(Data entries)
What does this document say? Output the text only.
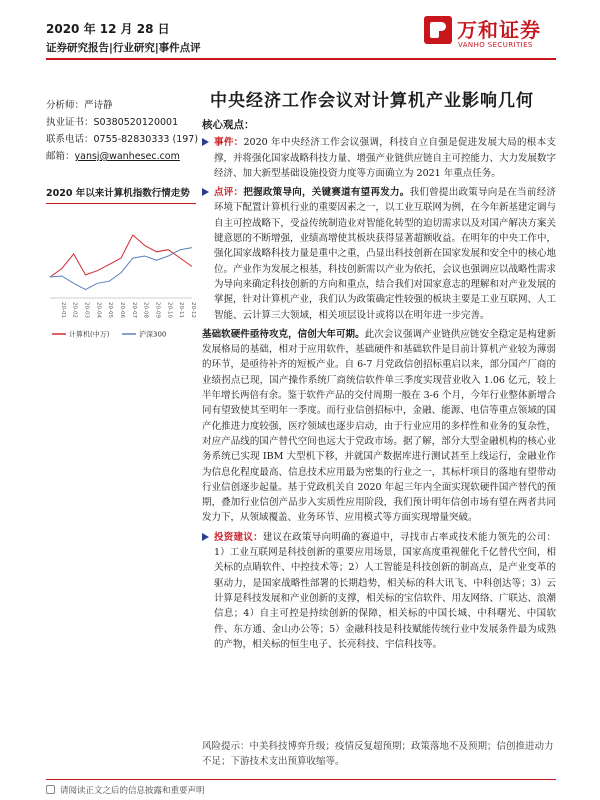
2020 年 12 月 28 日
证券研究报告|行业研究|事件点评
万和证券
VANHO SECURITIES
中央经济工作会议对计算机产业影响几何
分析师：严诗静
执业证书：S0380520120001
联系电话：0755-82830333 (197)
邮箱：yansj@wanhesec.com
2020 年以来计算机指数行情走势
20-01 20-02 20-03 20-04 20-05 20-06 20-07 20-08 20-09 20-10 20-11 20-12
计算机(中万)	沪深300
核心观点：
事件：2020 年中央经济工作会议强调，科技自立自强是促进发展大局的根本支撑，并将强化国家战略科技力量、增强产业链供应链自主可控能力、大力发展数字经济、加大新型基础设施投资力度等方面确立为 2021 年重点任务。
点评：把握政策导向，关键赛道有望再发力。我们曾提出政策导向是在当前经济环境下配置计算机行业的重要因素之一，以工业互联网为例，在今年新基建定调与自主可控战略下，受益传统制造业对智能化转型的迫切需求以及对国产解决方案关键意愿的不断增强，业绩高增使其板块获得显著超额收益。在明年的中央工作中，强化国家战略科技力量是重中之重，凸显出科技创新在国家发展和安全中的核心地位。产业作为发展之根基，科技创新需以产业为依托，会议也强调应以战略性需求为导向来确定科技创新的方向和重点，结合我们对国家意志的理解和对产业发展的掌握，针对计算机产业，我们认为政策确定性较强的板块主要是工业互联网、人工智能、云计算三大领域，相关项层设计或将以在明年进一步完善。
基础软硬件亟待攻克，信创大年可期。此次会议强调产业链供应链安全稳定是构建新发展格局的基础，相对于应用软件，基础硬件和基础软件是目前计算机产业较为薄弱的环节，是亟待补齐的短板产业。自 6-7 月党政信创招标重启以来，部分国产厂商的业绩拐点已现，国产操作系统厂商统信软件单三季度实现营业收入 1.06 亿元，较上半年增长两倍有余。鉴于软件产品的交付周期一般在 3-6 个月，今年行业整体新增合同有望致使其至明年一季度。而行业信创招标中，金融、能源、电信等重点领域的国产化推进力度较强，医疗领域也逐步启动，由于行业应用的多样性和业务的复杂性，对应产品线的国产替代空间也远大于党政市场。据了解，部分大型金融机构的核心业务系统已实现 IBM 大型机下移，并就国产数据库进行测试甚至上线运行，金融业作为信息化程度最高、信息技术应用最为密集的行业之一，其标杆项目的落地有望带动行业信创逐步起量。基于党政机关自 2020 年起三年内全面实现软硬件国产替代的预期，叠加行业信创产品步入实质性应用阶段，我们预计明年信创市场有望在两者共同发力下，从领域覆盖、业务环节、应用模式等方面实现增量突破。
投资建议：建议在政策导向明确的赛道中，寻找市占率或技术能力领先的公司：1）工业互联网是科技创新的重要应用场景，国家高度重视催化千亿替代空间，相关标的点睛软件、中控技术等；2）人工智能是科技创新的制高点，是产业变革的驱动力，是国家战略性部署的长期趋势，相关标的科大讯飞、中科创达等；3）云计算是科技发展和产业创新的支撑，相关标的宝信软件、用友网络、广联达、浪潮信息；4）自主可控是持续创新的保障，相关标的中国长城、中科曙光、中国软件、东方通、金山办公等；5）金融科技是科技赋能传统行业中发展条件最为成熟的产物，相关标的恒生电子、长亮科技、宇信科技等。
风险提示：中美科技博弈升级；疫情反复超预期；政策落地不及预期；信创推进动力不足；下游技术支出预算收缩等。
请阅读正文之后的信息披露和重要声明
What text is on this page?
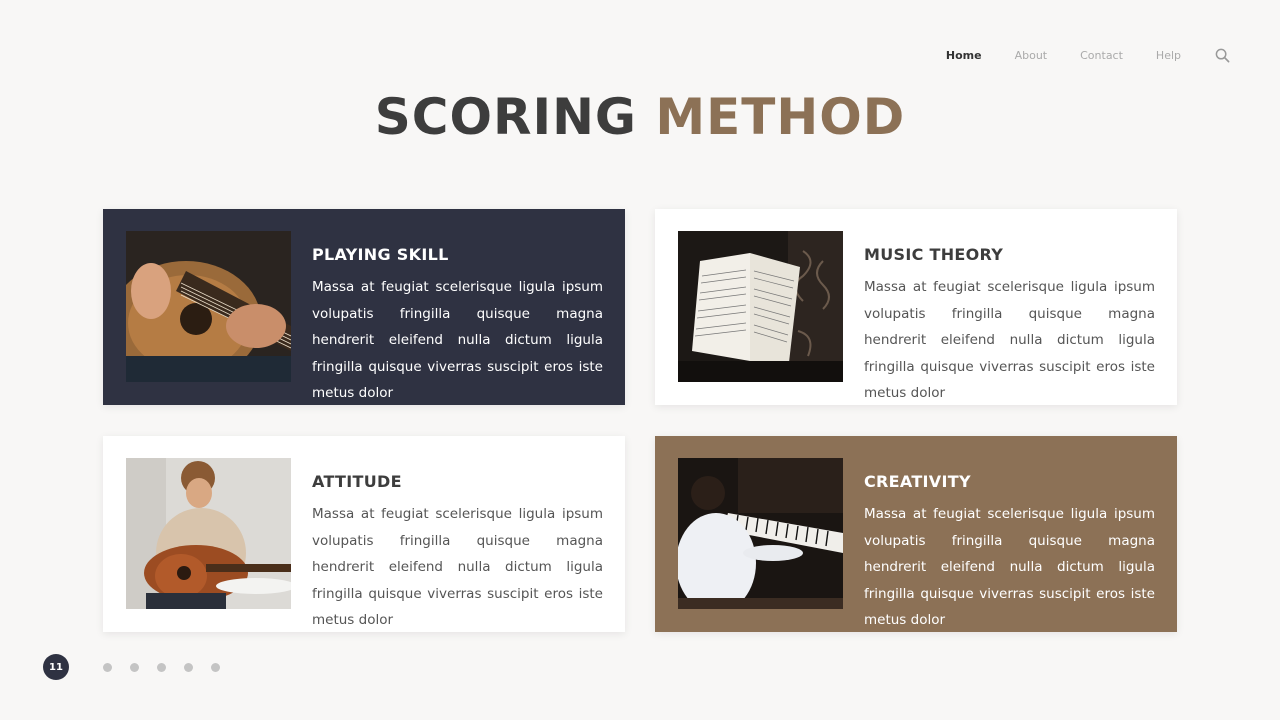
Home	About	Contact	Help
SCORING METHOD
PLAYING SKILL

Massa at feugiat scelerisque ligula ipsum volupatis fringilla quisque magna hendrerit eleifend nulla dictum ligula fringilla quisque viverras suscipit eros iste metus dolor

MUSIC THEORY

Massa at feugiat scelerisque ligula ipsum volupatis fringilla quisque magna hendrerit eleifend nulla dictum ligula fringilla quisque viverras suscipit eros iste metus dolor

ATTITUDE

Massa at feugiat scelerisque ligula ipsum volupatis fringilla quisque magna hendrerit eleifend nulla dictum ligula fringilla quisque viverras suscipit eros iste metus dolor

CREATIVITY

Massa at feugiat scelerisque ligula ipsum volupatis fringilla quisque magna hendrerit eleifend nulla dictum ligula fringilla quisque viverras suscipit eros iste metus dolor

11
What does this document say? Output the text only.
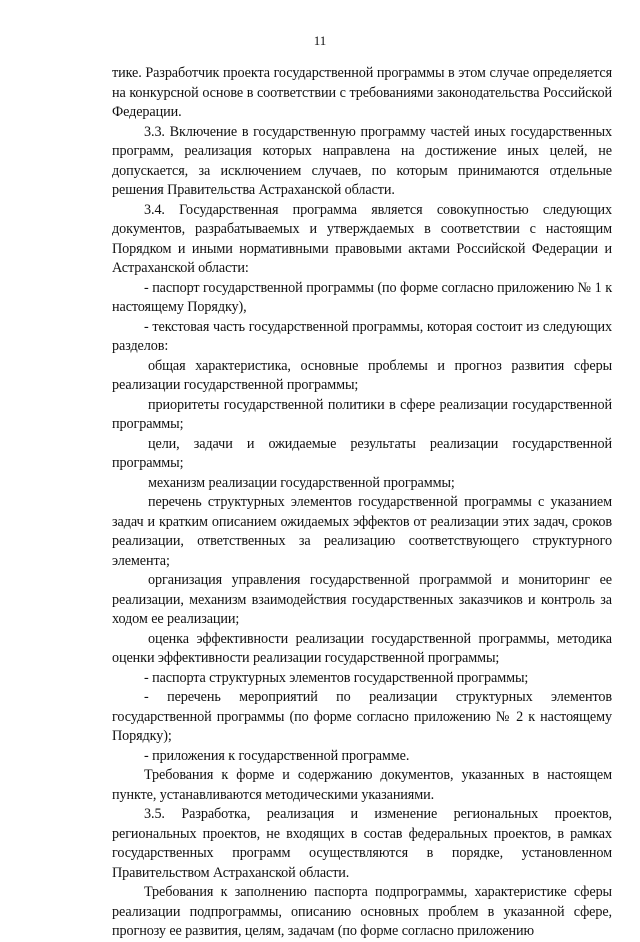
11

тике. Разработчик проекта государственной программы в этом случае определяется на конкурсной основе в соответствии с требованиями законодательства Российской Федерации.

3.3. Включение в государственную программу частей иных государственных программ, реализация которых направлена на достижение иных целей, не допускается, за исключением случаев, по которым принимаются отдельные решения Правительства Астраханской области.

3.4. Государственная программа является совокупностью следующих документов, разрабатываемых и утверждаемых в соответствии с настоящим Порядком и иными нормативными правовыми актами Российской Федерации и Астраханской области:

- паспорт государственной программы (по форме согласно приложению № 1 к настоящему Порядку),

- текстовая часть государственной программы, которая состоит из следующих разделов:

общая характеристика, основные проблемы и прогноз развития сферы реализации государственной программы;

приоритеты государственной политики в сфере реализации государственной программы;

цели, задачи и ожидаемые результаты реализации государственной программы;

механизм реализации государственной программы;

перечень структурных элементов государственной программы с указанием задач и кратким описанием ожидаемых эффектов от реализации этих задач, сроков реализации, ответственных за реализацию соответствующего структурного элемента;

организация управления государственной программой и мониторинг ее реализации, механизм взаимодействия государственных заказчиков и контроль за ходом ее реализации;

оценка эффективности реализации государственной программы, методика оценки эффективности реализации государственной программы;

- паспорта структурных элементов государственной программы;

- перечень мероприятий по реализации структурных элементов государственной программы (по форме согласно приложению № 2 к настоящему Порядку);

- приложения к государственной программе.

Требования к форме и содержанию документов, указанных в настоящем пункте, устанавливаются методическими указаниями.

3.5. Разработка, реализация и изменение региональных проектов, региональных проектов, не входящих в состав федеральных проектов, в рамках государственных программ осуществляются в порядке, установленном Правительством Астраханской области.

Требования к заполнению паспорта подпрограммы, характеристике сферы реализации подпрограммы, описанию основных проблем в указанной сфере, прогнозу ее развития, целям, задачам (по форме согласно приложению
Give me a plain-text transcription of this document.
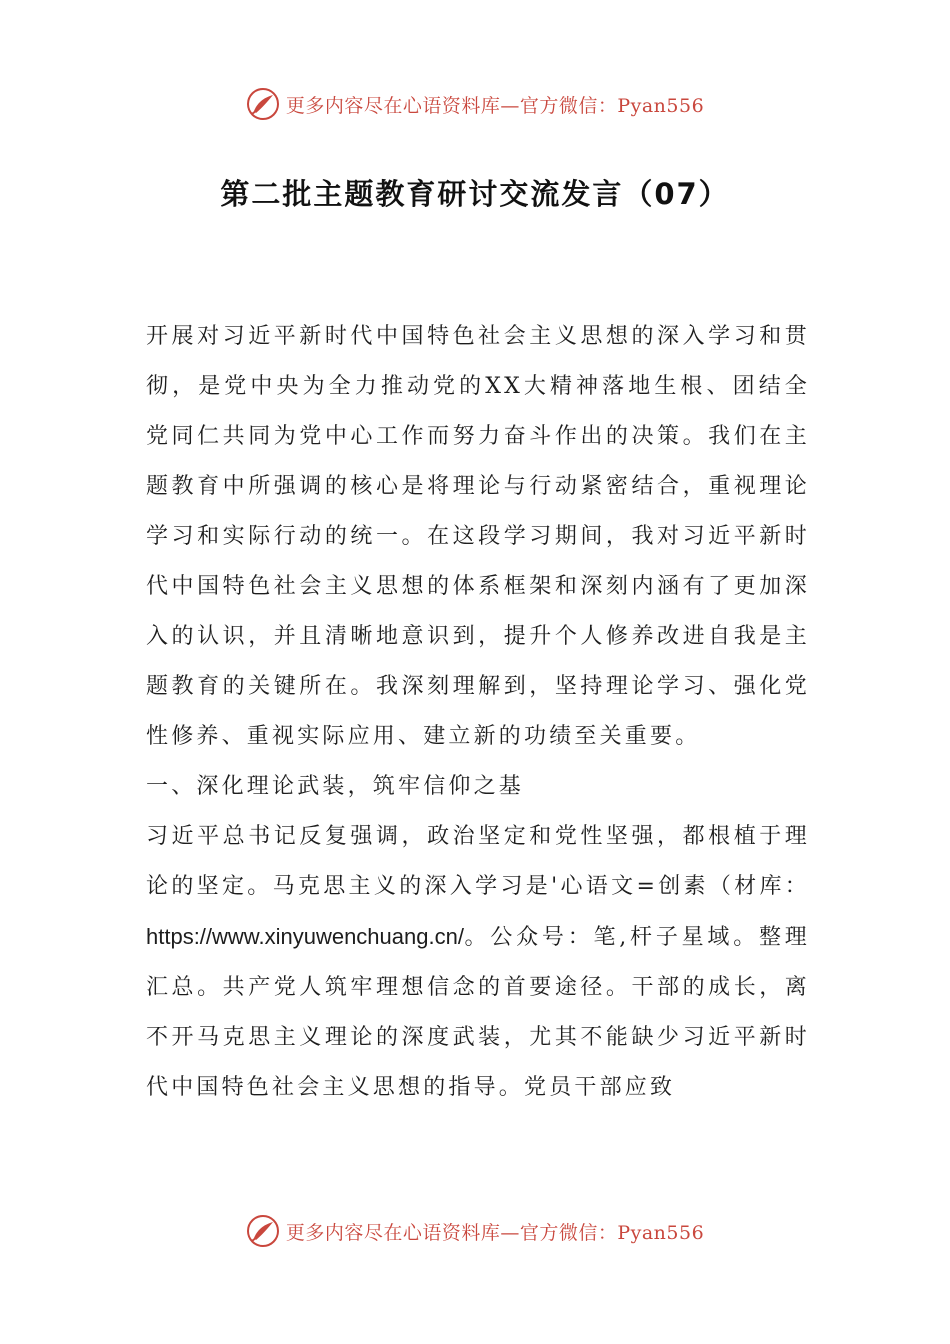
更多内容尽在心语资料库—官方微信：Pyan556
第二批主题教育研讨交流发言（07）

开展对习近平新时代中国特色社会主义思想的深入学习和贯彻，是党中央为全力推动党的XX大精神落地生根、团结全党同仁共同为党中心工作而努力奋斗作出的决策。我们在主题教育中所强调的核心是将理论与行动紧密结合，重视理论学习和实际行动的统一。在这段学习期间，我对习近平新时代中国特色社会主义思想的体系框架和深刻内涵有了更加深入的认识，并且清晰地意识到，提升个人修养改进自我是主题教育的关键所在。我深刻理解到，坚持理论学习、强化党性修养、重视实际应用、建立新的功绩至关重要。

一、深化理论武装，筑牢信仰之基

习近平总书记反复强调，政治坚定和党性坚强，都根植于理论的坚定。马克思主义的深入学习是'心语文=创素（材库：https://www.xinyuwenchuang.cn/。公众号：笔,杆子星域。整理汇总。共产党人筑牢理想信念的首要途径。干部的成长，离不开马克思主义理论的深度武装，尤其不能缺少习近平新时代中国特色社会主义思想的指导。党员干部应致

更多内容尽在心语资料库—官方微信：Pyan556
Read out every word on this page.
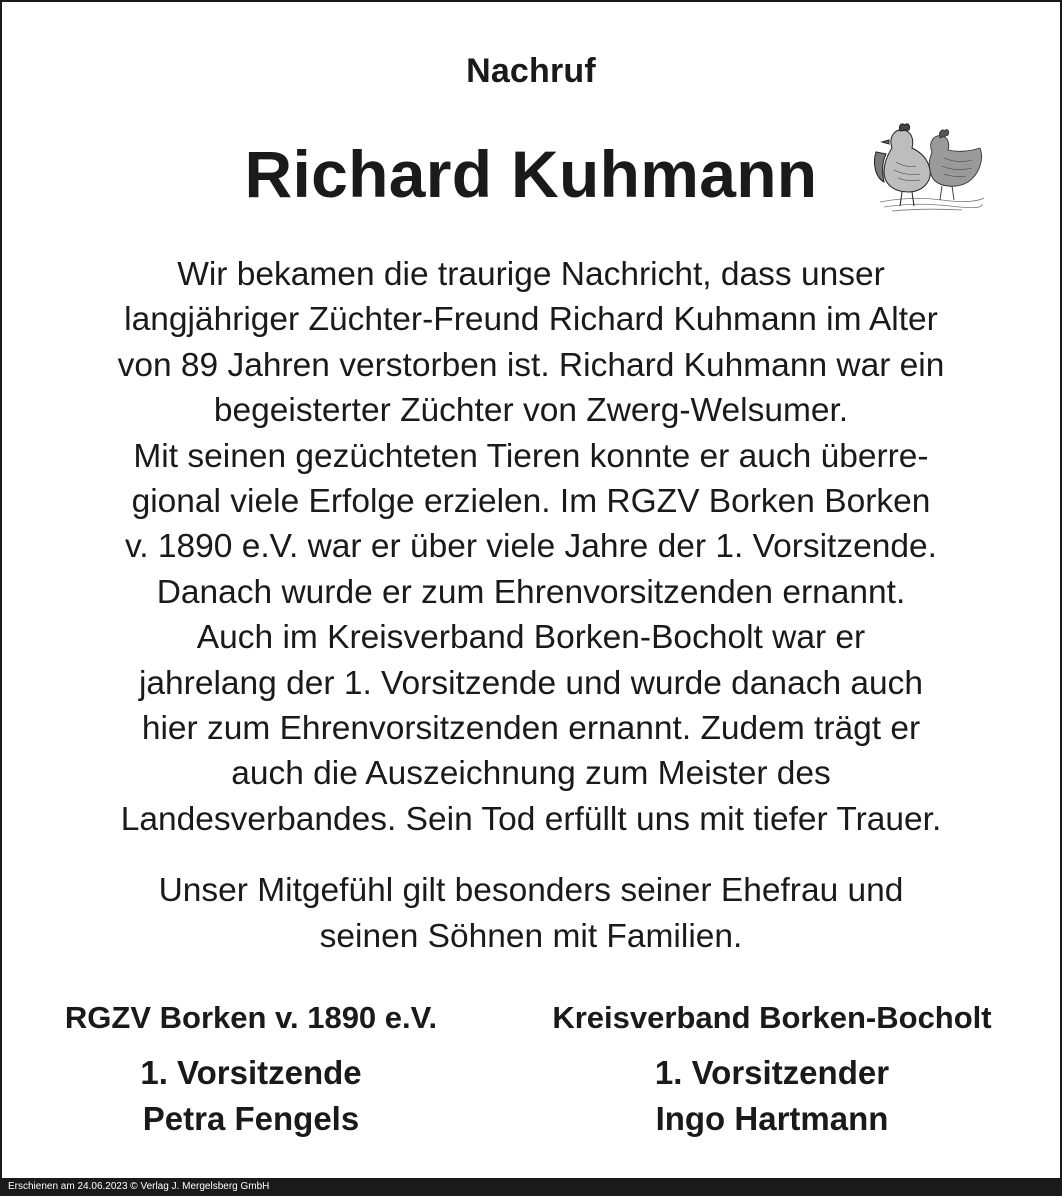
Nachruf
Richard Kuhmann
Wir bekamen die traurige Nachricht, dass unser
langjähriger Züchter-Freund Richard Kuhmann im Alter
von 89 Jahren verstorben ist. Richard Kuhmann war ein
begeisterter Züchter von Zwerg-Welsumer.
Mit seinen gezüchteten Tieren konnte er auch überre-
gional viele Erfolge erzielen. Im RGZV Borken Borken
v. 1890 e.V. war er über viele Jahre der 1. Vorsitzende.
Danach wurde er zum Ehrenvorsitzenden ernannt.
Auch im Kreisverband Borken-Bocholt war er
jahrelang der 1. Vorsitzende und wurde danach auch
hier zum Ehrenvorsitzenden ernannt. Zudem trägt er
auch die Auszeichnung zum Meister des
Landesverbandes. Sein Tod erfüllt uns mit tiefer Trauer.
Unser Mitgefühl gilt besonders seiner Ehefrau und
seinen Söhnen mit Familien.
RGZV Borken v. 1890 e.V.
1. Vorsitzende
Petra Fengels
Kreisverband Borken-Bocholt
1. Vorsitzender
Ingo Hartmann
Erschienen am 24.06.2023 © Verlag J. Mergelsberg GmbH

» Required work: Using the entries above, return each line in which the word "viele" occurs.

» Task answer:
gional viele Erfolge erzielen. Im RGZV Borken Borken
v. 1890 e.V. war er über viele Jahre der 1. Vorsitzende.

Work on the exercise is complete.